WHAT YOU SHOULD DO: Each record is to be transcribed exactly.

Some records:

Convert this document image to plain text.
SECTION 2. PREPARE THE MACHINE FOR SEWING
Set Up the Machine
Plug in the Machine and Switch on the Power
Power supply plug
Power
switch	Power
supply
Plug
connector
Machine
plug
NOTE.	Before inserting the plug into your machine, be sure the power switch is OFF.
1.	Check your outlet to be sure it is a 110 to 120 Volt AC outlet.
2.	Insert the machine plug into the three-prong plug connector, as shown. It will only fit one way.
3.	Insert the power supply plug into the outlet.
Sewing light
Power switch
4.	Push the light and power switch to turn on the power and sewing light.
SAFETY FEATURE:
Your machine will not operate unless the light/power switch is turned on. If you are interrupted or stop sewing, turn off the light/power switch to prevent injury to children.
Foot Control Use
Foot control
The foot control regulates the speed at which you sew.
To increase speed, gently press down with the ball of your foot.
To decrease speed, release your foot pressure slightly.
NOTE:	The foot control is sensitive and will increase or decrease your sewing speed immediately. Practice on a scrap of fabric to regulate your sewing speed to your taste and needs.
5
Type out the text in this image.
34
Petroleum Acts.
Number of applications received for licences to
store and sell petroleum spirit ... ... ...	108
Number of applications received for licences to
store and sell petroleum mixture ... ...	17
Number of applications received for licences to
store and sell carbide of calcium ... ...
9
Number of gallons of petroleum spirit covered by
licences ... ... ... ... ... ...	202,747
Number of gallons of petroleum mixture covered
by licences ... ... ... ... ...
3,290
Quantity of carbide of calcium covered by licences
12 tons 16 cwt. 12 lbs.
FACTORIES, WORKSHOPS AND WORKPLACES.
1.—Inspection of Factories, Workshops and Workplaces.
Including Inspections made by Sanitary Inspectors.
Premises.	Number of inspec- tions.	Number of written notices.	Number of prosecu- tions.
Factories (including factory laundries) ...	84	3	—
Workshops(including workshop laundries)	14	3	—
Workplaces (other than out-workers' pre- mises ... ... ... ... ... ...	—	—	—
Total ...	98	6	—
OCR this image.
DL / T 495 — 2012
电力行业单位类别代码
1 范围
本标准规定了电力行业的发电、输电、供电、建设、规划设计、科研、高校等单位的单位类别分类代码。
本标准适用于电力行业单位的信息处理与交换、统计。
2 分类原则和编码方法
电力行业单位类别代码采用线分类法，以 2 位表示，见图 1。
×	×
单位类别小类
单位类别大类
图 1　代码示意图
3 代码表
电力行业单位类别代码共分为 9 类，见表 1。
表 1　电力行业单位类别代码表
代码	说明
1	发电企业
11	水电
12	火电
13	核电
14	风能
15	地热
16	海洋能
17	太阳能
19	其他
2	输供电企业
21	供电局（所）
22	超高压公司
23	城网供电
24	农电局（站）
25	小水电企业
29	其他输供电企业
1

RESULT FOR THIS EXERCISE:
Convert this document image to plain text.
SECTION 2. PREPARE THE MACHINE FOR SEWING
Set Up the Machine
Plug in the Machine and Switch on the Power
Power supply plug
Power
switch	Power
supply
Plug
connector
Machine
plug
NOTE.	Before inserting the plug into your machine, be sure the power switch is OFF.
1.	Check your outlet to be sure it is a 110 to 120 Volt AC outlet.
2.	Insert the machine plug into the three-prong plug connector, as shown. It will only fit one way.
3.	Insert the power supply plug into the outlet.
Sewing light
Power switch
4.	Push the light and power switch to turn on the power and sewing light.
SAFETY FEATURE:
Your machine will not operate unless the light/power switch is turned on. If you are interrupted or stop sewing, turn off the light/power switch to prevent injury to children.
Foot Control Use
Foot control
The foot control regulates the speed at which you sew.
To increase speed, gently press down with the ball of your foot.
To decrease speed, release your foot pressure slightly.
NOTE:	The foot control is sensitive and will increase or decrease your sewing speed immediately. Practice on a scrap of fabric to regulate your sewing speed to your taste and needs.
5
Type out the text in this image.
34
Petroleum Acts.
Number of applications received for licences to
store and sell petroleum spirit ... ... ...	108
Number of applications received for licences to
store and sell petroleum mixture ... ...	17
Number of applications received for licences to
store and sell carbide of calcium ... ...
9
Number of gallons of petroleum spirit covered by
licences ... ... ... ... ... ...	202,747
Number of gallons of petroleum mixture covered
by licences ... ... ... ... ...
3,290
Quantity of carbide of calcium covered by licences
12 tons 16 cwt. 12 lbs.
FACTORIES, WORKSHOPS AND WORKPLACES.
1.—Inspection of Factories, Workshops and Workplaces.
Including Inspections made by Sanitary Inspectors.
Premises.	Number of inspec- tions.	Number of written notices.	Number of prosecu- tions.
Factories (including factory laundries) ...	84	3	—
Workshops(including workshop laundries)	14	3	—
Workplaces (other than out-workers' pre- mises ... ... ... ... ... ...	—	—	—
Total ...	98	6	—
OCR this image.
DL / T 495 — 2012
电力行业单位类别代码
1 范围
本标准规定了电力行业的发电、输电、供电、建设、规划设计、科研、高校等单位的单位类别分类代码。
本标准适用于电力行业单位的信息处理与交换、统计。
2 分类原则和编码方法
电力行业单位类别代码采用线分类法，以 2 位表示，见图 1。
×	×
单位类别小类
单位类别大类
图 1　代码示意图
3 代码表
电力行业单位类别代码共分为 9 类，见表 1。
表 1　电力行业单位类别代码表
代码	说明
1	发电企业
11	水电
12	火电
13	核电
14	风能
15	地热
16	海洋能
17	太阳能
19	其他
2	输供电企业
21	供电局（所）
22	超高压公司
23	城网供电
24	农电局（站）
25	小水电企业
29	其他输供电企业
1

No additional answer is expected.